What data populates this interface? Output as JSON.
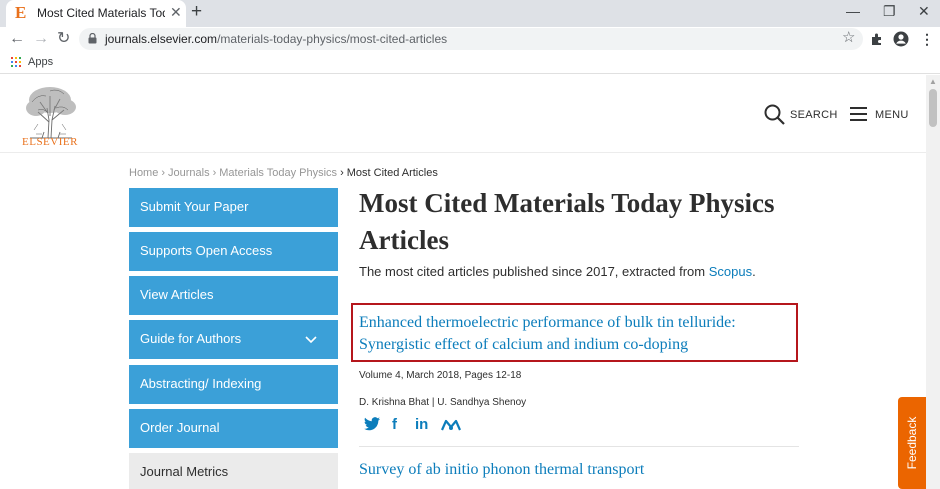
{
  "browser": {
    "tab_title": "Most Cited Materials Today Physics",
    "tab_favicon": "E",
    "url_domain": "journals.elsevier.com",
    "url_path": "/materials-today-physics/most-cited-articles",
    "bookmarks_apps_label": "Apps"
  },
  "header": {
    "logo_text": "ELSEVIER",
    "search_label": "SEARCH",
    "menu_label": "MENU"
  },
  "breadcrumb": {
    "items": [
      "Home",
      "Journals",
      "Materials Today Physics"
    ],
    "current": "Most Cited Articles"
  },
  "sidebar": {
    "items": [
      {
        "label": "Submit Your Paper"
      },
      {
        "label": "Supports Open Access"
      },
      {
        "label": "View Articles"
      },
      {
        "label": "Guide for Authors"
      },
      {
        "label": "Abstracting/ Indexing"
      },
      {
        "label": "Order Journal"
      },
      {
        "label": "Journal Metrics"
      }
    ]
  },
  "main": {
    "title": "Most Cited Materials Today Physics Articles",
    "subtitle_prefix": "The most cited articles published since 2017, extracted from ",
    "subtitle_link": "Scopus",
    "subtitle_suffix": ".",
    "articles": [
      {
        "title_line1": "Enhanced thermoelectric performance of bulk tin telluride:",
        "title_line2": "Synergistic effect of calcium and indium co-doping",
        "volume": "Volume 4, March 2018, Pages 12-18",
        "authors": "D. Krishna Bhat | U. Sandhya Shenoy"
      },
      {
        "title_line1": "Survey of ab initio phonon thermal transport"
      }
    ]
  },
  "feedback_label": "Feedback",
  "colors": {
    "sidebar_blue": "#3ba0d8",
    "link_blue": "#0c7dbb",
    "elsevier_orange": "#e9711c",
    "highlight_red": "#b5161c",
    "feedback_orange": "#eb6500"
  }
}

◇ ◇ ◇ ◇ ◇

→ SET EXERCISE
A faithful copy of the records above is needed, with the pictures left out.

→ FULL RESPONSE
What data populates this interface? Output as JSON.
{
  "browser": {
    "tab_title": "Most Cited Materials Today Physics",
    "tab_favicon": "E",
    "url_domain": "journals.elsevier.com",
    "url_path": "/materials-today-physics/most-cited-articles",
    "bookmarks_apps_label": "Apps"
  },
  "header": {
    "logo_text": "ELSEVIER",
    "search_label": "SEARCH",
    "menu_label": "MENU"
  },
  "breadcrumb": {
    "items": [
      "Home",
      "Journals",
      "Materials Today Physics"
    ],
    "current": "Most Cited Articles"
  },
  "sidebar": {
    "items": [
      {
        "label": "Submit Your Paper"
      },
      {
        "label": "Supports Open Access"
      },
      {
        "label": "View Articles"
      },
      {
        "label": "Guide for Authors"
      },
      {
        "label": "Abstracting/ Indexing"
      },
      {
        "label": "Order Journal"
      },
      {
        "label": "Journal Metrics"
      }
    ]
  },
  "main": {
    "title": "Most Cited Materials Today Physics Articles",
    "subtitle_prefix": "The most cited articles published since 2017, extracted from ",
    "subtitle_link": "Scopus",
    "subtitle_suffix": ".",
    "articles": [
      {
        "title_line1": "Enhanced thermoelectric performance of bulk tin telluride:",
        "title_line2": "Synergistic effect of calcium and indium co-doping",
        "volume": "Volume 4, March 2018, Pages 12-18",
        "authors": "D. Krishna Bhat | U. Sandhya Shenoy"
      },
      {
        "title_line1": "Survey of ab initio phonon thermal transport"
      }
    ]
  },
  "feedback_label": "Feedback",
  "colors": {
    "sidebar_blue": "#3ba0d8",
    "link_blue": "#0c7dbb",
    "elsevier_orange": "#e9711c",
    "highlight_red": "#b5161c",
    "feedback_orange": "#eb6500"
  }
}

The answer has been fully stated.